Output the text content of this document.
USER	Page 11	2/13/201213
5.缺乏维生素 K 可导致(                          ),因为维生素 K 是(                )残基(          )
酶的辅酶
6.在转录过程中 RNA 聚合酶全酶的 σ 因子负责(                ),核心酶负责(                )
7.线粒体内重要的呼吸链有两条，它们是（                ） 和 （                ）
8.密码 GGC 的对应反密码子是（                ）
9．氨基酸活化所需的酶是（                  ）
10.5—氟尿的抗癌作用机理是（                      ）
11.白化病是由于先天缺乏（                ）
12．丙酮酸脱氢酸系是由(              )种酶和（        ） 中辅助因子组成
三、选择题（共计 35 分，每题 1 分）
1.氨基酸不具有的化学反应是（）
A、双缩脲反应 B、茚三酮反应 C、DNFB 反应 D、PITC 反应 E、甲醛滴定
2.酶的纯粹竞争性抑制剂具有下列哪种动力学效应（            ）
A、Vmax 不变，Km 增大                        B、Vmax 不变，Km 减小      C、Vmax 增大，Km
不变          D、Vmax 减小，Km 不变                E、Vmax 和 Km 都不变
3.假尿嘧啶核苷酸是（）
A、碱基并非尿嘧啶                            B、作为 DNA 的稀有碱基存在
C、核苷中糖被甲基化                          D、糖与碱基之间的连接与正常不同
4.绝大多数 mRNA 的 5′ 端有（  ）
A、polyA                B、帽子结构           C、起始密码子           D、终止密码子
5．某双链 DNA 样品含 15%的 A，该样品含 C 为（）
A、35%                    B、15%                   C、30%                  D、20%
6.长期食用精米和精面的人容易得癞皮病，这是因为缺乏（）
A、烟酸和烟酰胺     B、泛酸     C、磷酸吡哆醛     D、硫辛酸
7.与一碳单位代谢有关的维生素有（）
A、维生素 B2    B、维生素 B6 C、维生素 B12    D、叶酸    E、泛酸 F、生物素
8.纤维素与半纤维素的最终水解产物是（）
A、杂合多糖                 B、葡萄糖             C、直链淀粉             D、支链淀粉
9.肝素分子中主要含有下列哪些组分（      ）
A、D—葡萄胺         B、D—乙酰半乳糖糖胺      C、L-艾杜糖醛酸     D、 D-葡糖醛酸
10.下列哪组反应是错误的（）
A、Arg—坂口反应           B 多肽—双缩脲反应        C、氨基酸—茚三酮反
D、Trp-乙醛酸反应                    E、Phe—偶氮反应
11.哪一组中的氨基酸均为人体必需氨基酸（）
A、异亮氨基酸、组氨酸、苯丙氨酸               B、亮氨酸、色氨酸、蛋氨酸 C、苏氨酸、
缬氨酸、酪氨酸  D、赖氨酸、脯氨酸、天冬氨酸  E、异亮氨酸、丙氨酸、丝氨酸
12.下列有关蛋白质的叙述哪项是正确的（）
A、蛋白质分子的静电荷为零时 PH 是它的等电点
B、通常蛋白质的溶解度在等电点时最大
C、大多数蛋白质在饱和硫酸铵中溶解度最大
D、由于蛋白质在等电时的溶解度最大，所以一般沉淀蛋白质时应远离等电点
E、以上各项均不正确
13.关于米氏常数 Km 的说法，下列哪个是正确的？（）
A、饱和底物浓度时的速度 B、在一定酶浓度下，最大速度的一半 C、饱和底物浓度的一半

========================================================================

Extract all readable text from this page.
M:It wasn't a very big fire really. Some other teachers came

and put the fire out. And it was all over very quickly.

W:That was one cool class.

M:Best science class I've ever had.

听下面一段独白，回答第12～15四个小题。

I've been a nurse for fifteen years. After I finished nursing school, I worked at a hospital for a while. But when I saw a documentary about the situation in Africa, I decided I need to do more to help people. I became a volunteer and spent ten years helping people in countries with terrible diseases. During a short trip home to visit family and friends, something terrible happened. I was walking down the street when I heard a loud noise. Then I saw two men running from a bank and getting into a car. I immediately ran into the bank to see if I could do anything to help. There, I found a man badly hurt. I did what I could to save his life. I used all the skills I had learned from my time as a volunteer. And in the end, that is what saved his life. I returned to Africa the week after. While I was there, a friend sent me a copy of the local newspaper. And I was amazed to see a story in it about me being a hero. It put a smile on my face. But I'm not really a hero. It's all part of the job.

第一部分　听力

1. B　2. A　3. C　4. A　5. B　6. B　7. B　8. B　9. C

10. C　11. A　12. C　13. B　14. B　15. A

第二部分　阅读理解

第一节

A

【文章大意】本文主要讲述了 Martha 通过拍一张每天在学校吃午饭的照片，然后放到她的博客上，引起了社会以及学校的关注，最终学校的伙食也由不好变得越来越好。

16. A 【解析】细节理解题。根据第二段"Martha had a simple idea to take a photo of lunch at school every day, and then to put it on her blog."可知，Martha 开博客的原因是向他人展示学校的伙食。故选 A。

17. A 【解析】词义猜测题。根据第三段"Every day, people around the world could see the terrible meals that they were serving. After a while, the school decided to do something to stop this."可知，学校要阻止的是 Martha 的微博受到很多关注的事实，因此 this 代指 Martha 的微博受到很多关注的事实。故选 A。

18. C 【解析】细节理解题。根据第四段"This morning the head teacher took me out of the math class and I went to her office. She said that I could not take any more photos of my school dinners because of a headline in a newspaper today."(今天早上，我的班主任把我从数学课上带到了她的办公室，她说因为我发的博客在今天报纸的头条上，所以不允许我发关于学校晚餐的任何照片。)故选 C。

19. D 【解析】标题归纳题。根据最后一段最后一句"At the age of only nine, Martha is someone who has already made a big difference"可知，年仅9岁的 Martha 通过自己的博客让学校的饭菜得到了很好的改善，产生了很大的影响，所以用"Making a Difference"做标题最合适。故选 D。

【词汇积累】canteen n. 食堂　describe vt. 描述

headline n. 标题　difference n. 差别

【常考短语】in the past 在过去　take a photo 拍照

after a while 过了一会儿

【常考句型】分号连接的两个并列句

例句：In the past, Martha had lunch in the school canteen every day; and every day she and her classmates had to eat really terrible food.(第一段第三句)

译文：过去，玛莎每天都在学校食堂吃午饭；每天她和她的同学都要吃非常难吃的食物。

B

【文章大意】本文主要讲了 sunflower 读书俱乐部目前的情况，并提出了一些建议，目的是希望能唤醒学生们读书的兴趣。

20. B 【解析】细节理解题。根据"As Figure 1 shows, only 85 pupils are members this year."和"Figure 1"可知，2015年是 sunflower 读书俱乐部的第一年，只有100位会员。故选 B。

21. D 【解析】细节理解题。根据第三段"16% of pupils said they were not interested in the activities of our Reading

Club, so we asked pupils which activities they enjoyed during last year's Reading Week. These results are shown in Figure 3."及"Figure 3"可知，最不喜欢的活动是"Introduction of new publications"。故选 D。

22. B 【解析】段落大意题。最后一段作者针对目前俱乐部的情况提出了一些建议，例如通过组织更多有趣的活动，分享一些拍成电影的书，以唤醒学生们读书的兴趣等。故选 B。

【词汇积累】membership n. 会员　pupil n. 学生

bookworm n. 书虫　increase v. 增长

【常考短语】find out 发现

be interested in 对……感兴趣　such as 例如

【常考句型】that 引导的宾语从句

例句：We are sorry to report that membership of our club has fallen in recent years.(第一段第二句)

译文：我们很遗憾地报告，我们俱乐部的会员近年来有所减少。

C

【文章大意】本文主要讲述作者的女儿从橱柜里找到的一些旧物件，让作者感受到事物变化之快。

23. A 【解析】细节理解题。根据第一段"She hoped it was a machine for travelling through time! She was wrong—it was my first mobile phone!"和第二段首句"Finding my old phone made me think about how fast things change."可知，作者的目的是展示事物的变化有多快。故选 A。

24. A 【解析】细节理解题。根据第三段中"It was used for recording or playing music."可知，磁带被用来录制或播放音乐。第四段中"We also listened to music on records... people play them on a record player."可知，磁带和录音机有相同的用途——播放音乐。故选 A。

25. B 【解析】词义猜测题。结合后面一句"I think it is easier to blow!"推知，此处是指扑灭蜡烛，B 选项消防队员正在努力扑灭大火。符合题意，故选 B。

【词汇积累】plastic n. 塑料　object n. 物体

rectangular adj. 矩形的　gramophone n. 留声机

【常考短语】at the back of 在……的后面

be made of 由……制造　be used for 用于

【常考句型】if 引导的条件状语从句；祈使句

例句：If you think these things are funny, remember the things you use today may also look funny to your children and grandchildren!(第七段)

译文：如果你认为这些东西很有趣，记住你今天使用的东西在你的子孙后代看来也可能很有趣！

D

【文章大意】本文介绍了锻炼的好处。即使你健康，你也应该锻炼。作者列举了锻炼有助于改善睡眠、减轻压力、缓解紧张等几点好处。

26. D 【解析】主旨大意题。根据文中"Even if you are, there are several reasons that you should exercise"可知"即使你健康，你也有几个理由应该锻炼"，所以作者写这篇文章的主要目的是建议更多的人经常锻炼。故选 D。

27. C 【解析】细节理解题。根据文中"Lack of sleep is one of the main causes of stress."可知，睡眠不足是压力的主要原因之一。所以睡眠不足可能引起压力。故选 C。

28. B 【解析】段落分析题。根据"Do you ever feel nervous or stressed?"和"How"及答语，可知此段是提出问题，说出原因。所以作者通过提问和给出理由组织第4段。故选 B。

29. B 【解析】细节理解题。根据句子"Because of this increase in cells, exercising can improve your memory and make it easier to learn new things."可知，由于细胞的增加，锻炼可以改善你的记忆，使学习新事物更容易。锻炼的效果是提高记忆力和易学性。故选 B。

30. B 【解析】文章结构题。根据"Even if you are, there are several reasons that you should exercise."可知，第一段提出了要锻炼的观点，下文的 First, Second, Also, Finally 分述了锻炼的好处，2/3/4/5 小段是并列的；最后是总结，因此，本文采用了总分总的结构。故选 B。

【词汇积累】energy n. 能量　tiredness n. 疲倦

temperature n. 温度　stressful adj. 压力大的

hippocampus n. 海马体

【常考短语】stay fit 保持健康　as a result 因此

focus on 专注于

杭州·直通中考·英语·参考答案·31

========================================================================

- [Problem to work on]
For the word "today", return every line of the records that holds it.

- [Expected answer]
18. C 【解析】细节理解题。根据第四段"This morning the head teacher took me out of the math class and I went to her office. She said that I could not take any more photos of my school dinners because of a headline in a newspaper today."(今天早上，我的班主任把我从数学课上带到了她的办公室，她说因为我发的博客在今天报纸的头条上，所以不允许我发关于学校晚餐的任何照片。)故选 C。
例句：If you think these things are funny, remember the things you use today may also look funny to your children and grandchildren!(第七段)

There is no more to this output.